> WHAT THE EXERCISE ASKS
What is the number of lines containing the word "Here"? Please answer with that number and nothing more.

[Stored data entries]
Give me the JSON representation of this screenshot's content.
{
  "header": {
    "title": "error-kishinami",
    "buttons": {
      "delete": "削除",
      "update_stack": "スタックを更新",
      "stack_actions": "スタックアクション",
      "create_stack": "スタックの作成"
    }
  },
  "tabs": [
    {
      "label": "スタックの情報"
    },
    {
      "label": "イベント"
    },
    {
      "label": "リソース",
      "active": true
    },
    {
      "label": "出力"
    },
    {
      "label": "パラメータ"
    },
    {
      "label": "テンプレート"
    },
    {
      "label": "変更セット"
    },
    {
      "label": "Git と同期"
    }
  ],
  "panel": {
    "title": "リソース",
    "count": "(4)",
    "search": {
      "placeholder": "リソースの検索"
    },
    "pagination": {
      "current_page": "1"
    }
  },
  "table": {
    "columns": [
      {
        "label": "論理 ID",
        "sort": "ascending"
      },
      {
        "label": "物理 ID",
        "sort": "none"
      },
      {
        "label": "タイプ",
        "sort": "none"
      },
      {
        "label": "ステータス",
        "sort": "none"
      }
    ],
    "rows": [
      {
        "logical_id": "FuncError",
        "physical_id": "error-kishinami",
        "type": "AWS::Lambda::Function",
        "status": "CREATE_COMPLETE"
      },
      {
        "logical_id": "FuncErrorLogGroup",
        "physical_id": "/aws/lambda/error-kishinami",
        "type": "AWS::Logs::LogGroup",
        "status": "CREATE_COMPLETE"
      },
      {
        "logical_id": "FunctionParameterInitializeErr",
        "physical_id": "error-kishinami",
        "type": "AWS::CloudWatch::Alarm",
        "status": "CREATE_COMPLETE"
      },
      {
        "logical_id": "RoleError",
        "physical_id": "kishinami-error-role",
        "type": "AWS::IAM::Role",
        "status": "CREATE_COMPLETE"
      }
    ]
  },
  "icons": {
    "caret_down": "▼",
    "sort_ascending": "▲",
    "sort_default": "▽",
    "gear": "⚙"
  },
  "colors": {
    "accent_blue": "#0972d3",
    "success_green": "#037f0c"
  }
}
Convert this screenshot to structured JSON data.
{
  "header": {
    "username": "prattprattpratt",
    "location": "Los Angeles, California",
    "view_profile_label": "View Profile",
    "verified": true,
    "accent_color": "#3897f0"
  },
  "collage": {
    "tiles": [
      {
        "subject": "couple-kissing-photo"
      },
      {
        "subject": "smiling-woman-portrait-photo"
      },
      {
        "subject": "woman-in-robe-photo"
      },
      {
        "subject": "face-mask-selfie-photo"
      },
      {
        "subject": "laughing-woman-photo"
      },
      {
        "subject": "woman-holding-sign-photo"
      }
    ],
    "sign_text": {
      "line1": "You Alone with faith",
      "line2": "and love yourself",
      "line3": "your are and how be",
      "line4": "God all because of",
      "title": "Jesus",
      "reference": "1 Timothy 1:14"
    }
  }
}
---
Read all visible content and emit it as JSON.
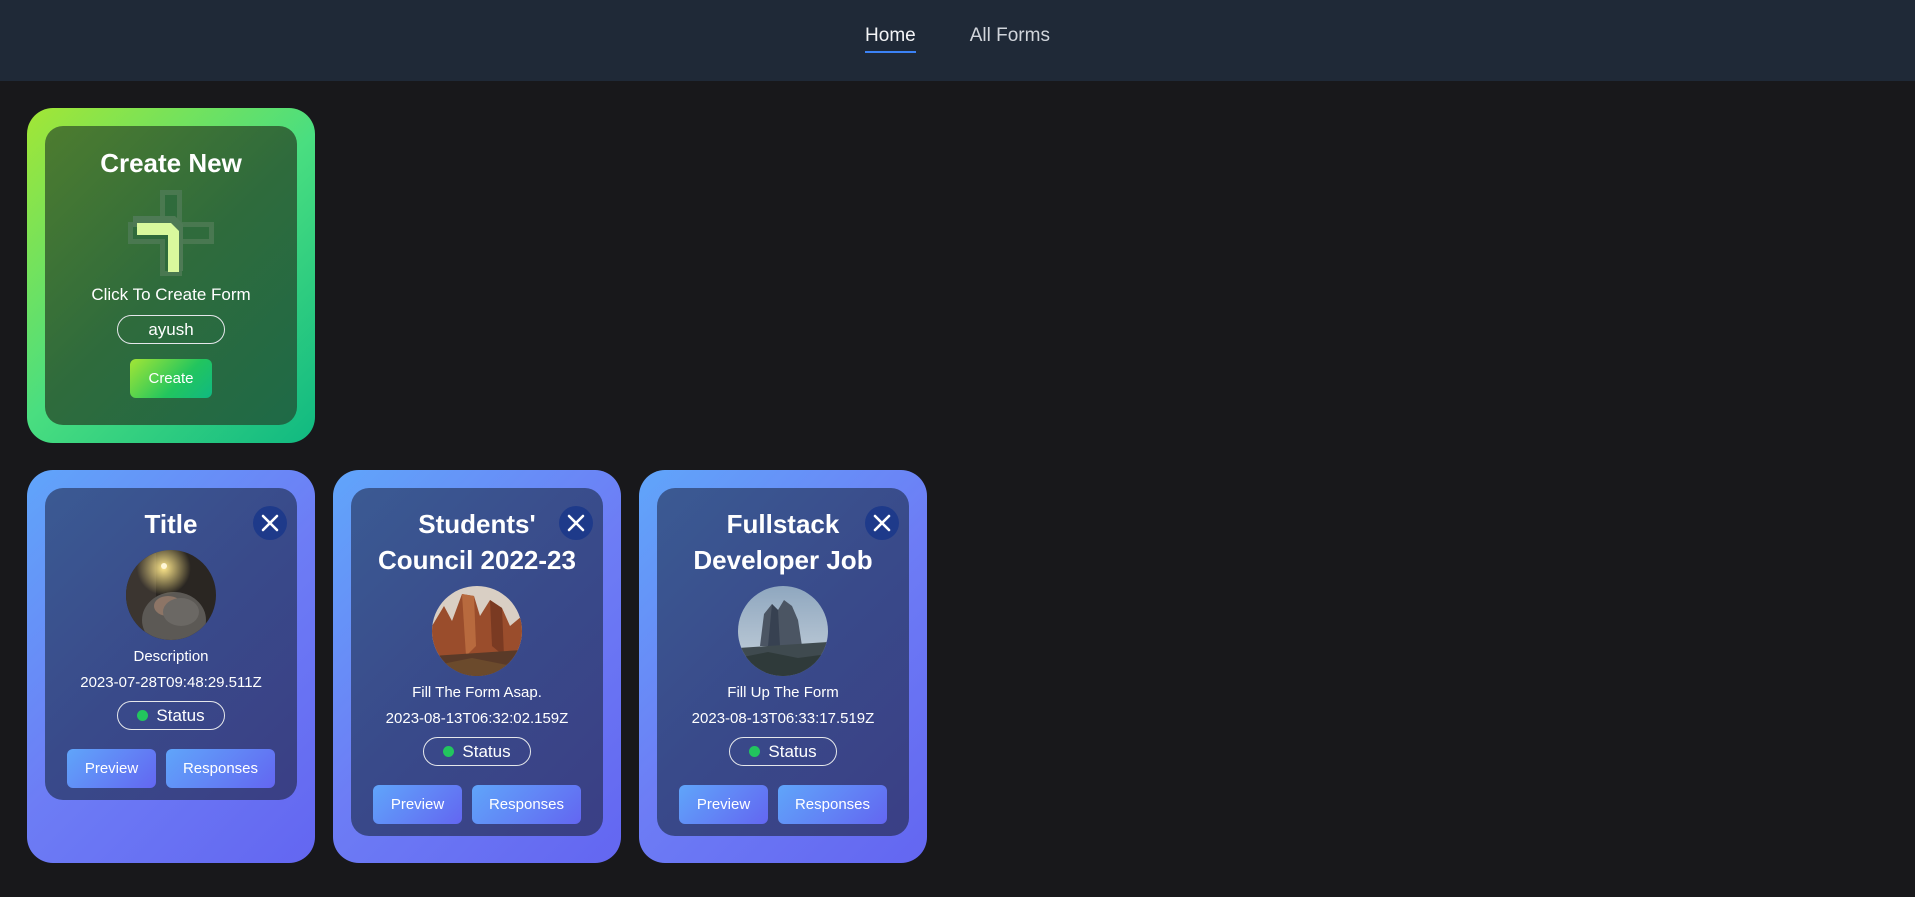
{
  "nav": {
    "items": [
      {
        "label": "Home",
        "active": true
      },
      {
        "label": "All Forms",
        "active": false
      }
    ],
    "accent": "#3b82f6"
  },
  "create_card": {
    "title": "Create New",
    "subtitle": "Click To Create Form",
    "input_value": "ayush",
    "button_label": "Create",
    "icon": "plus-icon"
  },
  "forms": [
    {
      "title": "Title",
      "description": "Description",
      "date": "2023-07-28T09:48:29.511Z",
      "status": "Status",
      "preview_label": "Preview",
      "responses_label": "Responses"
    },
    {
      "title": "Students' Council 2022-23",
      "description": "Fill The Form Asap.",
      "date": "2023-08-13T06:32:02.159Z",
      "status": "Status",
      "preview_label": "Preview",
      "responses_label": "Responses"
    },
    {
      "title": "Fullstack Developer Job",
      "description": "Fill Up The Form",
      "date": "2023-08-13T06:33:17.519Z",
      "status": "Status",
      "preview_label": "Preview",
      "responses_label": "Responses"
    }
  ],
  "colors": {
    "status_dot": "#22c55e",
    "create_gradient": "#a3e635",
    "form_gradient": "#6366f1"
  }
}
==
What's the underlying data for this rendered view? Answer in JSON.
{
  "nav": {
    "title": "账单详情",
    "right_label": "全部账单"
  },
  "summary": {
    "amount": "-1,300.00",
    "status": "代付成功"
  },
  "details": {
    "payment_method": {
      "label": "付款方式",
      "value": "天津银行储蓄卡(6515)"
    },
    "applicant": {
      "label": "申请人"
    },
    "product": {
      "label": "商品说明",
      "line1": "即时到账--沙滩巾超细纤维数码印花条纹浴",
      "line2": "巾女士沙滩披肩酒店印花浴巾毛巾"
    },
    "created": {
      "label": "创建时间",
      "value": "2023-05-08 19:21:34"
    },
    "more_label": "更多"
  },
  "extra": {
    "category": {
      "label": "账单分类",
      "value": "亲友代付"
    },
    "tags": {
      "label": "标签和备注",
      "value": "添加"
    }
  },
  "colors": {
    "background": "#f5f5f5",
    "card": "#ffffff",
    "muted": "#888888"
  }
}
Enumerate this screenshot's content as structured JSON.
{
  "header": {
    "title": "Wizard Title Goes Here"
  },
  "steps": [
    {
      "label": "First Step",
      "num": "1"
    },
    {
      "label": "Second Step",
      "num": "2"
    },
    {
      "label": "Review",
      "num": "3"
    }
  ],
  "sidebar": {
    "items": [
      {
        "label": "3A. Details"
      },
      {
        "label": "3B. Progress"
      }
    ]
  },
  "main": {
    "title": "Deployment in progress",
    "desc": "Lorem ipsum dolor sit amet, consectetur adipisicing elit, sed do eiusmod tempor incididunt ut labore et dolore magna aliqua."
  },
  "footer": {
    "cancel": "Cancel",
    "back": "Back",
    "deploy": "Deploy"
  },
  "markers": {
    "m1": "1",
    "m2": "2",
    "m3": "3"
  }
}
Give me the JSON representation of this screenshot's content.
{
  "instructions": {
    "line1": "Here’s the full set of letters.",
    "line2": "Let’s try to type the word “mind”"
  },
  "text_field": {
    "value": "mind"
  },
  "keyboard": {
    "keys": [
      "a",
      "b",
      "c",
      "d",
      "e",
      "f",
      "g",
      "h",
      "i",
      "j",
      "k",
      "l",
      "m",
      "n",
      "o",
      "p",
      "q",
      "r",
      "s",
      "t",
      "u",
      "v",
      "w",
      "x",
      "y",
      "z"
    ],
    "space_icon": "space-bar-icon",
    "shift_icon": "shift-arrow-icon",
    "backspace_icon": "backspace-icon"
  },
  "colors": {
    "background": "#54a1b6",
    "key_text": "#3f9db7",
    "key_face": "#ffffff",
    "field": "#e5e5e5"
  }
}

> WORKED ANSWER
2